▸ **Data records**
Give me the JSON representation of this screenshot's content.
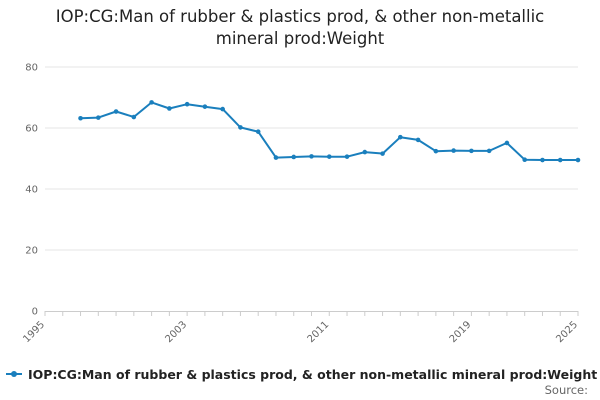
{
  "chart_data": {
    "type": "line",
    "title": "IOP:CG:Man of rubber & plastics prod, & other non-metallic mineral prod:Weight",
    "xlabel": "",
    "ylabel": "",
    "x_tick_labels": [
      "1995",
      "2003",
      "2011",
      "2019",
      "2025"
    ],
    "y_tick_labels": [
      "0",
      "20",
      "40",
      "60",
      "80"
    ],
    "xlim": [
      1995,
      2025
    ],
    "ylim": [
      0,
      80
    ],
    "grid": "horizontal",
    "legend_position": "bottom",
    "series": [
      {
        "name": "IOP:CG:Man of rubber & plastics prod, & other non-metallic mineral prod:Weight",
        "color": "#1a7fbd",
        "x": [
          1997,
          1998,
          1999,
          2000,
          2001,
          2002,
          2003,
          2004,
          2005,
          2006,
          2007,
          2008,
          2009,
          2010,
          2011,
          2012,
          2013,
          2014,
          2015,
          2016,
          2017,
          2018,
          2019,
          2020,
          2021,
          2022,
          2023,
          2024,
          2025
        ],
        "values": [
          63.2,
          63.4,
          65.4,
          63.6,
          68.4,
          66.4,
          67.8,
          67.0,
          66.2,
          60.2,
          58.8,
          50.3,
          50.5,
          50.7,
          50.6,
          50.6,
          52.1,
          51.6,
          57.0,
          56.1,
          52.4,
          52.6,
          52.5,
          52.5,
          55.1,
          49.6,
          49.5,
          49.5,
          49.5
        ]
      }
    ]
  },
  "legend": {
    "label": "IOP:CG:Man of rubber & plastics prod, & other non-metallic mineral prod:Weight"
  },
  "source": {
    "label": "Source:"
  }
}
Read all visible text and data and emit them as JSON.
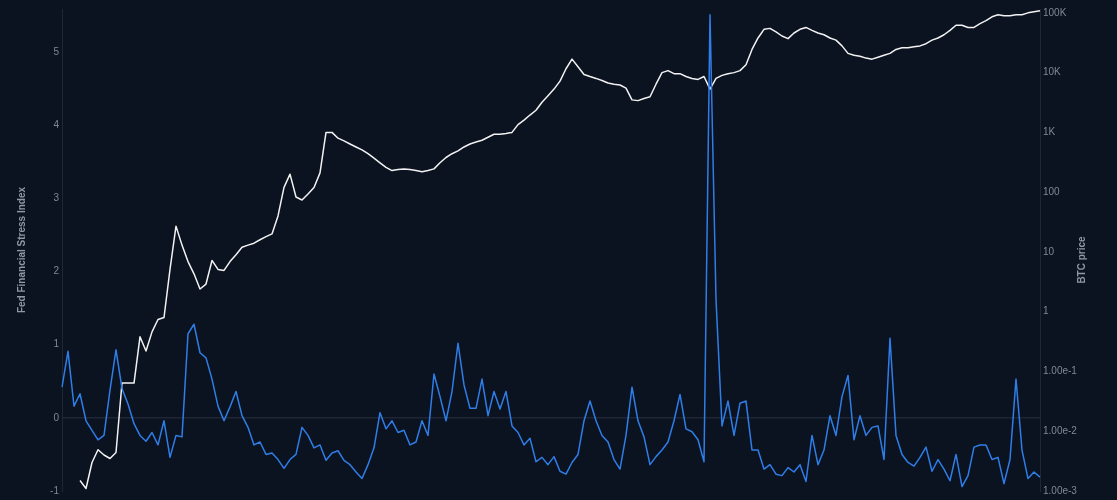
{
  "chart_data": {
    "type": "line",
    "ylabel": "Fed Financial Stress Index",
    "y2label": "BTC price",
    "categories": [
      null,
      null,
      null,
      null,
      null,
      null,
      null,
      null,
      null,
      null,
      null,
      null,
      null,
      null,
      null,
      null,
      null,
      null,
      null,
      null,
      null,
      null,
      null,
      null,
      null,
      null,
      null,
      null,
      null,
      null,
      null,
      null,
      null,
      null,
      null,
      null,
      null,
      null,
      null,
      null,
      null,
      null,
      null,
      null,
      null,
      null,
      null,
      null,
      null,
      null,
      null,
      null,
      null,
      null,
      null,
      null,
      null,
      null,
      null,
      null,
      null,
      null,
      null,
      null,
      null,
      null,
      null,
      null,
      null,
      null,
      null,
      null,
      null,
      null,
      null,
      null,
      null,
      null,
      null,
      null,
      null,
      null,
      null,
      null,
      null,
      null,
      null,
      null,
      null,
      null,
      null,
      null,
      null,
      null,
      null,
      null,
      null,
      null,
      null,
      null,
      null,
      null,
      null,
      null,
      null,
      null,
      null,
      null,
      null,
      null,
      null,
      null,
      null,
      null,
      null,
      null,
      null,
      null,
      null,
      null,
      null,
      null,
      null,
      null,
      null,
      null,
      null,
      null,
      null,
      null,
      null,
      null,
      null,
      null,
      null,
      null,
      null,
      null,
      null,
      null,
      null,
      null,
      null,
      null,
      null,
      null,
      null,
      null,
      null,
      null,
      null,
      null,
      null,
      null,
      null,
      null,
      null,
      null,
      null,
      null,
      null,
      null,
      null,
      null
    ],
    "series": [
      {
        "color": "#2f7ee8",
        "values": [
          0.42,
          0.91,
          0.16,
          0.33,
          -0.04,
          -0.17,
          -0.3,
          -0.24,
          0.38,
          0.93,
          0.4,
          0.19,
          -0.08,
          -0.24,
          -0.32,
          -0.2,
          -0.37,
          -0.04,
          -0.54,
          -0.24,
          -0.26,
          1.15,
          1.28,
          0.89,
          0.82,
          0.53,
          0.16,
          -0.04,
          0.15,
          0.36,
          0.03,
          -0.13,
          -0.37,
          -0.33,
          -0.5,
          -0.48,
          -0.57,
          -0.69,
          -0.57,
          -0.5,
          -0.13,
          -0.24,
          -0.41,
          -0.37,
          -0.58,
          -0.48,
          -0.45,
          -0.58,
          -0.64,
          -0.74,
          -0.83,
          -0.64,
          -0.41,
          0.07,
          -0.15,
          -0.04,
          -0.2,
          -0.17,
          -0.37,
          -0.33,
          -0.04,
          -0.24,
          0.6,
          0.29,
          -0.04,
          0.36,
          1.02,
          0.45,
          0.13,
          0.13,
          0.53,
          0.03,
          0.36,
          0.12,
          0.36,
          -0.11,
          -0.2,
          -0.37,
          -0.28,
          -0.6,
          -0.54,
          -0.64,
          -0.53,
          -0.73,
          -0.77,
          -0.61,
          -0.5,
          -0.04,
          0.23,
          -0.04,
          -0.24,
          -0.33,
          -0.57,
          -0.7,
          -0.24,
          0.42,
          -0.04,
          -0.26,
          -0.64,
          -0.53,
          -0.44,
          -0.33,
          -0.04,
          0.32,
          -0.15,
          -0.19,
          -0.3,
          -0.6,
          5.51,
          1.62,
          -0.11,
          0.23,
          -0.24,
          0.2,
          0.23,
          -0.44,
          -0.44,
          -0.7,
          -0.64,
          -0.77,
          -0.79,
          -0.68,
          -0.74,
          -0.64,
          -0.87,
          -0.24,
          -0.64,
          -0.44,
          0.03,
          -0.24,
          0.29,
          0.58,
          -0.3,
          0.03,
          -0.24,
          -0.13,
          -0.11,
          -0.57,
          1.09,
          -0.24,
          -0.5,
          -0.61,
          -0.66,
          -0.54,
          -0.4,
          -0.73,
          -0.57,
          -0.7,
          -0.86,
          -0.5,
          -0.94,
          -0.79,
          -0.4,
          -0.37,
          -0.37,
          -0.57,
          -0.54,
          -0.9,
          -0.57,
          0.53,
          -0.44,
          -0.83,
          -0.74,
          -0.81
        ]
      },
      {
        "color": "#f2f2f2",
        "axis": "y2",
        "values": [
          null,
          null,
          null,
          0.0015,
          0.0011,
          0.003,
          0.0049,
          0.004,
          0.0035,
          0.0044,
          0.064,
          0.064,
          0.064,
          0.38,
          0.22,
          0.46,
          0.74,
          0.8,
          5.1,
          27,
          13,
          6.9,
          4.3,
          2.4,
          2.9,
          7.2,
          5.1,
          4.9,
          6.9,
          9,
          12,
          13,
          14,
          16,
          18,
          20,
          40,
          120,
          200,
          83,
          74,
          93,
          120,
          210,
          1000,
          1000,
          800,
          720,
          640,
          570,
          510,
          440,
          370,
          310,
          260,
          230,
          240,
          245,
          240,
          230,
          220,
          230,
          245,
          310,
          380,
          440,
          490,
          570,
          640,
          690,
          740,
          830,
          930,
          930,
          960,
          1000,
          1350,
          1600,
          1950,
          2350,
          3200,
          4100,
          5300,
          7200,
          11600,
          16800,
          12500,
          9300,
          8600,
          8000,
          7400,
          6700,
          6400,
          6200,
          5500,
          3500,
          3400,
          3700,
          3950,
          6400,
          10000,
          10800,
          9600,
          9600,
          8600,
          8000,
          7700,
          8600,
          5300,
          8000,
          9000,
          9600,
          10000,
          10800,
          13500,
          24400,
          38000,
          53000,
          55000,
          48000,
          41000,
          37000,
          46000,
          53000,
          57000,
          51000,
          46000,
          43000,
          38000,
          35000,
          28000,
          21000,
          19500,
          18800,
          17500,
          16800,
          18100,
          19500,
          21000,
          24400,
          26000,
          26000,
          27000,
          28000,
          30500,
          35000,
          38000,
          43000,
          51000,
          62000,
          62000,
          57000,
          57000,
          66000,
          74000,
          86000,
          93000,
          89500,
          89500,
          93000,
          93000,
          100000,
          104000,
          108000
        ]
      }
    ],
    "ylim": [
      -1,
      5.59
    ],
    "yticks": [
      -1,
      0,
      1,
      2,
      3,
      4,
      5
    ],
    "y2lim": [
      0.001,
      116000
    ],
    "y2ticks": [
      {
        "value": 0.001,
        "label": "1.00e-3"
      },
      {
        "value": 0.01,
        "label": "1.00e-2"
      },
      {
        "value": 0.1,
        "label": "1.00e-1"
      },
      1,
      10,
      100,
      {
        "value": 1000,
        "label": "1K"
      },
      {
        "value": 10000,
        "label": "10K"
      },
      {
        "value": 100000,
        "label": "100K"
      }
    ],
    "log": "y2",
    "grid": false,
    "legend": false,
    "marker": "none",
    "line_style": "solid",
    "ref_lines": [
      {
        "axis": "y",
        "value": 0,
        "color": "#2a3242"
      }
    ]
  }
}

▸ **Short problem**
From the data, collect all lines where the string "color" appears.

▸ **Response to the task**
        "color": "#1a7fbd",
        "color": "#2f7ee8",
        "color": "#f2f2f2",
        "color": "#2a3242"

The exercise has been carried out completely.